**Work to be completed:** The entries below should be quoted exactly, with no pictures carried over.

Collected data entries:
+ + +

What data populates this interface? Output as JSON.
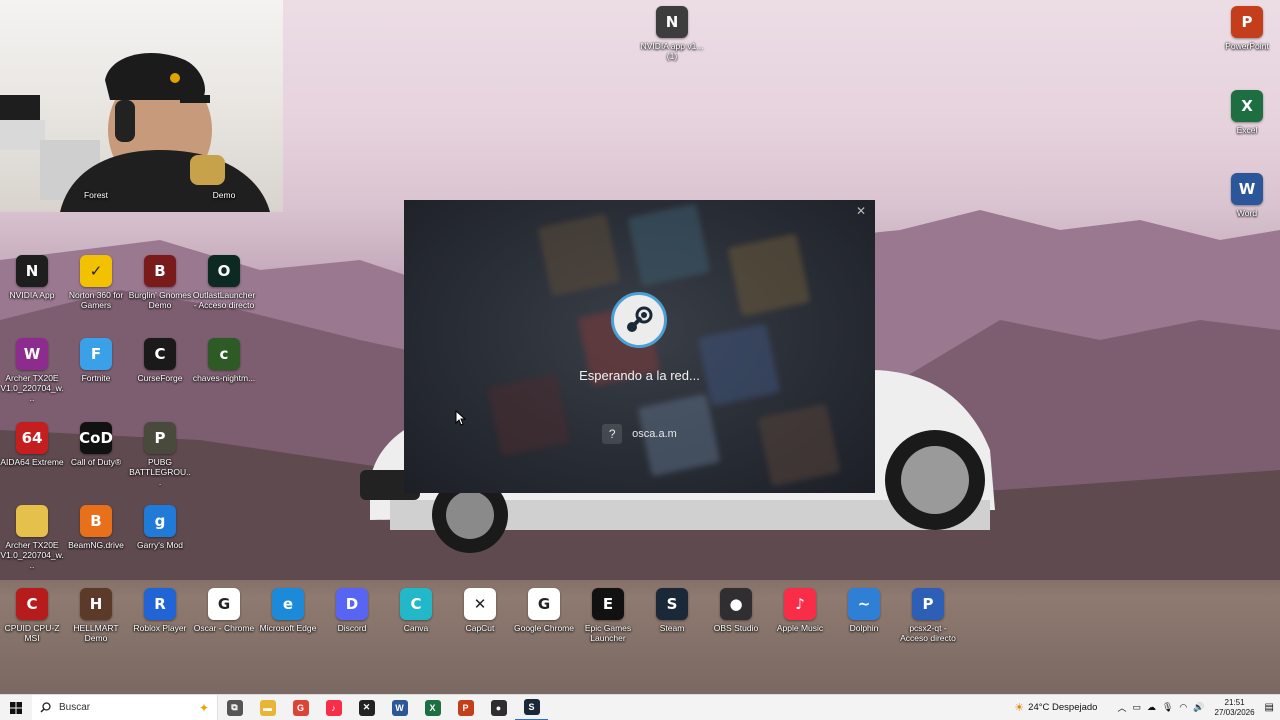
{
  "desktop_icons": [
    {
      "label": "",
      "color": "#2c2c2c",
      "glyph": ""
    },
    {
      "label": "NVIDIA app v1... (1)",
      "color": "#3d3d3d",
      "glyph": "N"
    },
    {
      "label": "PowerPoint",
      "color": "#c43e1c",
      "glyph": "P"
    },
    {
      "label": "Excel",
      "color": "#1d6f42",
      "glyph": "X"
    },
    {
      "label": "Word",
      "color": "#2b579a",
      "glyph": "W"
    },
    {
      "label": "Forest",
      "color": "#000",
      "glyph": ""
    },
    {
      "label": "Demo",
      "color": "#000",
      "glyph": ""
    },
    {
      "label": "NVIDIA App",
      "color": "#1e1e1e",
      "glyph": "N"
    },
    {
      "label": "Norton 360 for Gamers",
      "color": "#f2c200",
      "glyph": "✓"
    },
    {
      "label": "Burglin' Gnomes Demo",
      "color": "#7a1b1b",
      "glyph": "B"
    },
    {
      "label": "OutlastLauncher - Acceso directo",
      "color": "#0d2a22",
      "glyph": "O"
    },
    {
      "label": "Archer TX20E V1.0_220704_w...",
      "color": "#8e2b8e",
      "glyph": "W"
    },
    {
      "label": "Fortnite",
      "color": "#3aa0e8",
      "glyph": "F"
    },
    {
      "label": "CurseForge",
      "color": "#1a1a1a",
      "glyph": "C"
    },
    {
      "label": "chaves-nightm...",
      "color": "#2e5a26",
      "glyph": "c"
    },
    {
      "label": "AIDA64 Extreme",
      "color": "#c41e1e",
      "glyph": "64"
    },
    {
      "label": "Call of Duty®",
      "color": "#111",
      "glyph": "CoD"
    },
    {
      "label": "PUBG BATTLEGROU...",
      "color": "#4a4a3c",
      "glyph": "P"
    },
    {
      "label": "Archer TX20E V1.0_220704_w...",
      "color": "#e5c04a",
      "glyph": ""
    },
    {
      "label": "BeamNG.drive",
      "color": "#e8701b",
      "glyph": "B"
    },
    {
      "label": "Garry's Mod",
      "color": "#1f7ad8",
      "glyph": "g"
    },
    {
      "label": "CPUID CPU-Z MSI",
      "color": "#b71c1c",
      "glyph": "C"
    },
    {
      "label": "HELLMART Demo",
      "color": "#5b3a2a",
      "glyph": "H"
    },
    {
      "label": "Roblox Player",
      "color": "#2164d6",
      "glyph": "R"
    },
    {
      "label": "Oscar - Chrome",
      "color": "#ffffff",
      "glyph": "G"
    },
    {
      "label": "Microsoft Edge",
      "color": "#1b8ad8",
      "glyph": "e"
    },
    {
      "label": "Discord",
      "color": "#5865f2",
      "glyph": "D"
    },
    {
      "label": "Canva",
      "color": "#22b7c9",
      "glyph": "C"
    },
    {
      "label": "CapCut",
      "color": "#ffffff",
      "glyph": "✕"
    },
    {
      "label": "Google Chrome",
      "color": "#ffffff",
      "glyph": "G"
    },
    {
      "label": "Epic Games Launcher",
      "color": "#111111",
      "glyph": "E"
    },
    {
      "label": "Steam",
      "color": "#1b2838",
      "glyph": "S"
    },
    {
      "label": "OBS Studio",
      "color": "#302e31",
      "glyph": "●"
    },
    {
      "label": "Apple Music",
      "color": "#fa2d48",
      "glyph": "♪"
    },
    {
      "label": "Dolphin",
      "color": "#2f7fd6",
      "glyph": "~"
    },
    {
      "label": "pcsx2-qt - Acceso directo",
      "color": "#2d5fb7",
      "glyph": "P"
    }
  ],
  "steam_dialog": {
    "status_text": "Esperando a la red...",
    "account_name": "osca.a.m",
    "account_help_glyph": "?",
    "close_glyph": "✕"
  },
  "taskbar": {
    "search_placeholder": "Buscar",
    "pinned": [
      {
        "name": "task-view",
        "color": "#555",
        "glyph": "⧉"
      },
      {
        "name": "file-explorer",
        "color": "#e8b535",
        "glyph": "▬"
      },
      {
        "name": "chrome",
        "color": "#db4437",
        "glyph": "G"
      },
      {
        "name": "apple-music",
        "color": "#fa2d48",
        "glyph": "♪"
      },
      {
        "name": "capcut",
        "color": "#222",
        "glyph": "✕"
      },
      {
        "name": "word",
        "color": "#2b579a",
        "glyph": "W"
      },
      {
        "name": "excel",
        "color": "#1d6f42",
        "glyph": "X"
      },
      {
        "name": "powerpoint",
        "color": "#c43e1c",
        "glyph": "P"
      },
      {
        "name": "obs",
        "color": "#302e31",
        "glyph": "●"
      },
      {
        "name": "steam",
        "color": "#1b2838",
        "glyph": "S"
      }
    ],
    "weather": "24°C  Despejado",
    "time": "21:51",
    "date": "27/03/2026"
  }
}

+ + +

**Output:**
What data populates this interface? Output as JSON.
{
  "desktop_icons": [
    {
      "label": "",
      "color": "#2c2c2c",
      "glyph": ""
    },
    {
      "label": "NVIDIA app v1... (1)",
      "color": "#3d3d3d",
      "glyph": "N"
    },
    {
      "label": "PowerPoint",
      "color": "#c43e1c",
      "glyph": "P"
    },
    {
      "label": "Excel",
      "color": "#1d6f42",
      "glyph": "X"
    },
    {
      "label": "Word",
      "color": "#2b579a",
      "glyph": "W"
    },
    {
      "label": "Forest",
      "color": "#000",
      "glyph": ""
    },
    {
      "label": "Demo",
      "color": "#000",
      "glyph": ""
    },
    {
      "label": "NVIDIA App",
      "color": "#1e1e1e",
      "glyph": "N"
    },
    {
      "label": "Norton 360 for Gamers",
      "color": "#f2c200",
      "glyph": "✓"
    },
    {
      "label": "Burglin' Gnomes Demo",
      "color": "#7a1b1b",
      "glyph": "B"
    },
    {
      "label": "OutlastLauncher - Acceso directo",
      "color": "#0d2a22",
      "glyph": "O"
    },
    {
      "label": "Archer TX20E V1.0_220704_w...",
      "color": "#8e2b8e",
      "glyph": "W"
    },
    {
      "label": "Fortnite",
      "color": "#3aa0e8",
      "glyph": "F"
    },
    {
      "label": "CurseForge",
      "color": "#1a1a1a",
      "glyph": "C"
    },
    {
      "label": "chaves-nightm...",
      "color": "#2e5a26",
      "glyph": "c"
    },
    {
      "label": "AIDA64 Extreme",
      "color": "#c41e1e",
      "glyph": "64"
    },
    {
      "label": "Call of Duty®",
      "color": "#111",
      "glyph": "CoD"
    },
    {
      "label": "PUBG BATTLEGROU...",
      "color": "#4a4a3c",
      "glyph": "P"
    },
    {
      "label": "Archer TX20E V1.0_220704_w...",
      "color": "#e5c04a",
      "glyph": ""
    },
    {
      "label": "BeamNG.drive",
      "color": "#e8701b",
      "glyph": "B"
    },
    {
      "label": "Garry's Mod",
      "color": "#1f7ad8",
      "glyph": "g"
    },
    {
      "label": "CPUID CPU-Z MSI",
      "color": "#b71c1c",
      "glyph": "C"
    },
    {
      "label": "HELLMART Demo",
      "color": "#5b3a2a",
      "glyph": "H"
    },
    {
      "label": "Roblox Player",
      "color": "#2164d6",
      "glyph": "R"
    },
    {
      "label": "Oscar - Chrome",
      "color": "#ffffff",
      "glyph": "G"
    },
    {
      "label": "Microsoft Edge",
      "color": "#1b8ad8",
      "glyph": "e"
    },
    {
      "label": "Discord",
      "color": "#5865f2",
      "glyph": "D"
    },
    {
      "label": "Canva",
      "color": "#22b7c9",
      "glyph": "C"
    },
    {
      "label": "CapCut",
      "color": "#ffffff",
      "glyph": "✕"
    },
    {
      "label": "Google Chrome",
      "color": "#ffffff",
      "glyph": "G"
    },
    {
      "label": "Epic Games Launcher",
      "color": "#111111",
      "glyph": "E"
    },
    {
      "label": "Steam",
      "color": "#1b2838",
      "glyph": "S"
    },
    {
      "label": "OBS Studio",
      "color": "#302e31",
      "glyph": "●"
    },
    {
      "label": "Apple Music",
      "color": "#fa2d48",
      "glyph": "♪"
    },
    {
      "label": "Dolphin",
      "color": "#2f7fd6",
      "glyph": "~"
    },
    {
      "label": "pcsx2-qt - Acceso directo",
      "color": "#2d5fb7",
      "glyph": "P"
    }
  ],
  "steam_dialog": {
    "status_text": "Esperando a la red...",
    "account_name": "osca.a.m",
    "account_help_glyph": "?",
    "close_glyph": "✕"
  },
  "taskbar": {
    "search_placeholder": "Buscar",
    "pinned": [
      {
        "name": "task-view",
        "color": "#555",
        "glyph": "⧉"
      },
      {
        "name": "file-explorer",
        "color": "#e8b535",
        "glyph": "▬"
      },
      {
        "name": "chrome",
        "color": "#db4437",
        "glyph": "G"
      },
      {
        "name": "apple-music",
        "color": "#fa2d48",
        "glyph": "♪"
      },
      {
        "name": "capcut",
        "color": "#222",
        "glyph": "✕"
      },
      {
        "name": "word",
        "color": "#2b579a",
        "glyph": "W"
      },
      {
        "name": "excel",
        "color": "#1d6f42",
        "glyph": "X"
      },
      {
        "name": "powerpoint",
        "color": "#c43e1c",
        "glyph": "P"
      },
      {
        "name": "obs",
        "color": "#302e31",
        "glyph": "●"
      },
      {
        "name": "steam",
        "color": "#1b2838",
        "glyph": "S"
      }
    ],
    "weather": "24°C  Despejado",
    "time": "21:51",
    "date": "27/03/2026"
  }
}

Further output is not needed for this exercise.